WHAT TO DO: Go through the material below and copy each line where the word "ylabel" appears.

* Start PROVIDED INFORMATION *

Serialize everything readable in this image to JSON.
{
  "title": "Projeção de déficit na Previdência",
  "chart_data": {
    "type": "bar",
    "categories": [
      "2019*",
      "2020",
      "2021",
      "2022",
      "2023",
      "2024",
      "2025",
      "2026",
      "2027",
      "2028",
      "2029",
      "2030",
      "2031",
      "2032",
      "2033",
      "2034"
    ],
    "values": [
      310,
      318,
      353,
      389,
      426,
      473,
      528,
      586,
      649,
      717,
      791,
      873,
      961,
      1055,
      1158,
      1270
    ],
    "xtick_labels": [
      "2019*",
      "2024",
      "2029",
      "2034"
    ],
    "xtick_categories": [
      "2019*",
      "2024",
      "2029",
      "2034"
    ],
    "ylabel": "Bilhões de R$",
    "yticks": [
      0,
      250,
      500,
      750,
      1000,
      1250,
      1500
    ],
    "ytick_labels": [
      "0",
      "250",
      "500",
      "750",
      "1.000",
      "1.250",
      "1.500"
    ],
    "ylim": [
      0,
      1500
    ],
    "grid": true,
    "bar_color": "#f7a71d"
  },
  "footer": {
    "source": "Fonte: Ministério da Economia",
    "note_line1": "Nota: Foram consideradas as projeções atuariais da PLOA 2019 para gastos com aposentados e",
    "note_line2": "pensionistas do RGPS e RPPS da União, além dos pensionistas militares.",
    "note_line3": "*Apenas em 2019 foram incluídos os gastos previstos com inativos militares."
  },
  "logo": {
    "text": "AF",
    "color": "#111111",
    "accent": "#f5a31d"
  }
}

* End PROVIDED INFORMATION *
* Start PROVIDED INFORMATION *

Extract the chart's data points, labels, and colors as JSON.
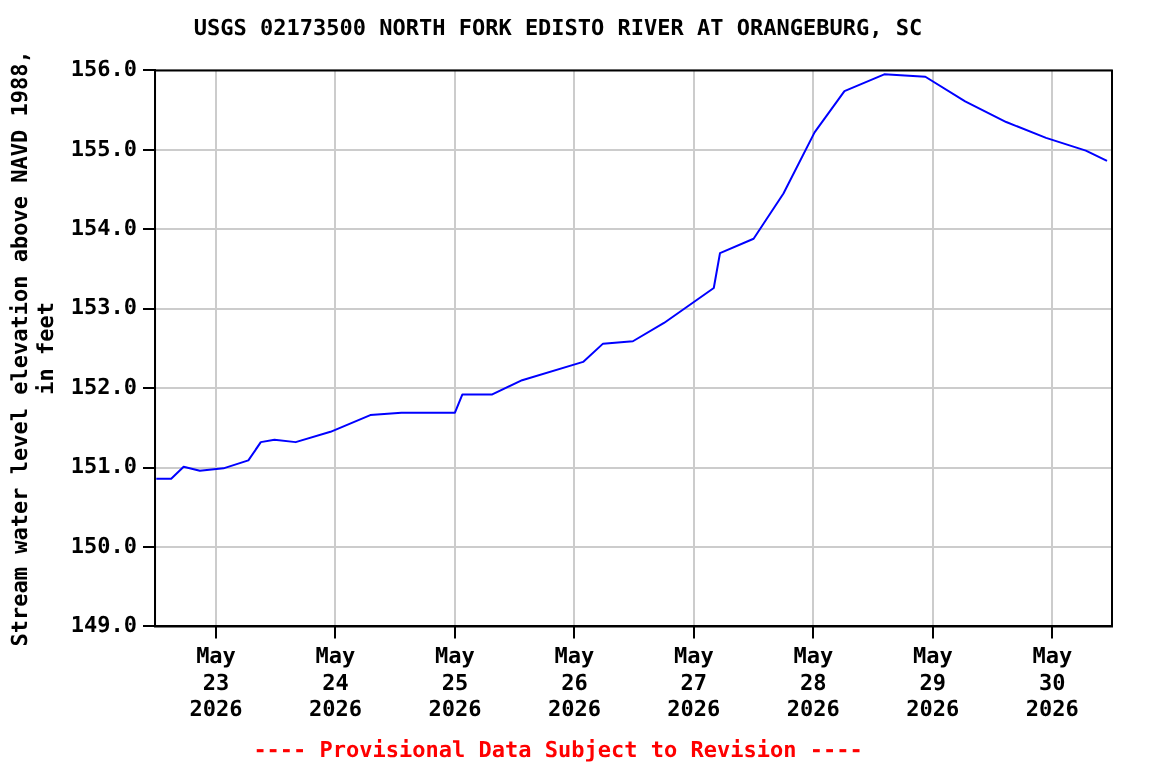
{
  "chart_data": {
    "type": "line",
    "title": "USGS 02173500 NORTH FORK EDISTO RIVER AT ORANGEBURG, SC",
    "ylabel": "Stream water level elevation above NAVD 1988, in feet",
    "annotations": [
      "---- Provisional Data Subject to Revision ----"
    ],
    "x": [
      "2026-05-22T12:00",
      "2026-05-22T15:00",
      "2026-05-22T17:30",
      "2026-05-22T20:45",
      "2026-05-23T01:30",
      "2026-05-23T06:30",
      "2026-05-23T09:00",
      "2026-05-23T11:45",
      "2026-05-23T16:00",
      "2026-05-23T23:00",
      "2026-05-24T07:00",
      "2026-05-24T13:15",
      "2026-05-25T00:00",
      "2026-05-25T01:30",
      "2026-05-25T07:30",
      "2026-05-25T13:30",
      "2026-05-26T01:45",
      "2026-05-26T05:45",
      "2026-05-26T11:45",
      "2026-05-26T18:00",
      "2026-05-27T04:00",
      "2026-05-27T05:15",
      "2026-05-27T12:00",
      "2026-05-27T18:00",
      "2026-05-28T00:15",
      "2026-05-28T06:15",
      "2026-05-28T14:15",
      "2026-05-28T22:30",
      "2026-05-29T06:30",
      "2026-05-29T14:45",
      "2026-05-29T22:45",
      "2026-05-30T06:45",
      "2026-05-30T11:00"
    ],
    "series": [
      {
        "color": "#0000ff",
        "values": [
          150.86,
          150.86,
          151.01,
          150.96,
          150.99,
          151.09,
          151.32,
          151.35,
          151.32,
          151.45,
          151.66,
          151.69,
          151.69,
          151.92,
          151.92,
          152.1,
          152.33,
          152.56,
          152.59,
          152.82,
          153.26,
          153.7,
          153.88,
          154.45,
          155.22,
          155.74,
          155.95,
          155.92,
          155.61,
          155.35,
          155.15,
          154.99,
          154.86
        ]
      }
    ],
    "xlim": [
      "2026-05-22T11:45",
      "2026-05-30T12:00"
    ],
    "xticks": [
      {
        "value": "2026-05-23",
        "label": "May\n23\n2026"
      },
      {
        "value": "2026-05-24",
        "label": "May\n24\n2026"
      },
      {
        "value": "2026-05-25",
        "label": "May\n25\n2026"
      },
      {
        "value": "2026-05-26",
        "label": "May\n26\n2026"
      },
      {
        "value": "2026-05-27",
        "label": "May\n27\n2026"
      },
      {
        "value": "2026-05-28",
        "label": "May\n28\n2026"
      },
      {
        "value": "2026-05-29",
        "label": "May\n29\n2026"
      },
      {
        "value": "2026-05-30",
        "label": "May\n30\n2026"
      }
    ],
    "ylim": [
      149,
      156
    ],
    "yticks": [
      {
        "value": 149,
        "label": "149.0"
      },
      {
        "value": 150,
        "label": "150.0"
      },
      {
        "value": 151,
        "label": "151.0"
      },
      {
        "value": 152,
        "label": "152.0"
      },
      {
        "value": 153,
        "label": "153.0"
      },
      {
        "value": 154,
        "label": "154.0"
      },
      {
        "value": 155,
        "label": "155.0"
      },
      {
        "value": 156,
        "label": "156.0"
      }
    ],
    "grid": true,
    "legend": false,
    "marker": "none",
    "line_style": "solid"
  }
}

* End PROVIDED INFORMATION *

ANSWER:
    "ylabel": "Bilhões de R$",
    "ylabel": "Stream water level elevation above NAVD 1988, in feet",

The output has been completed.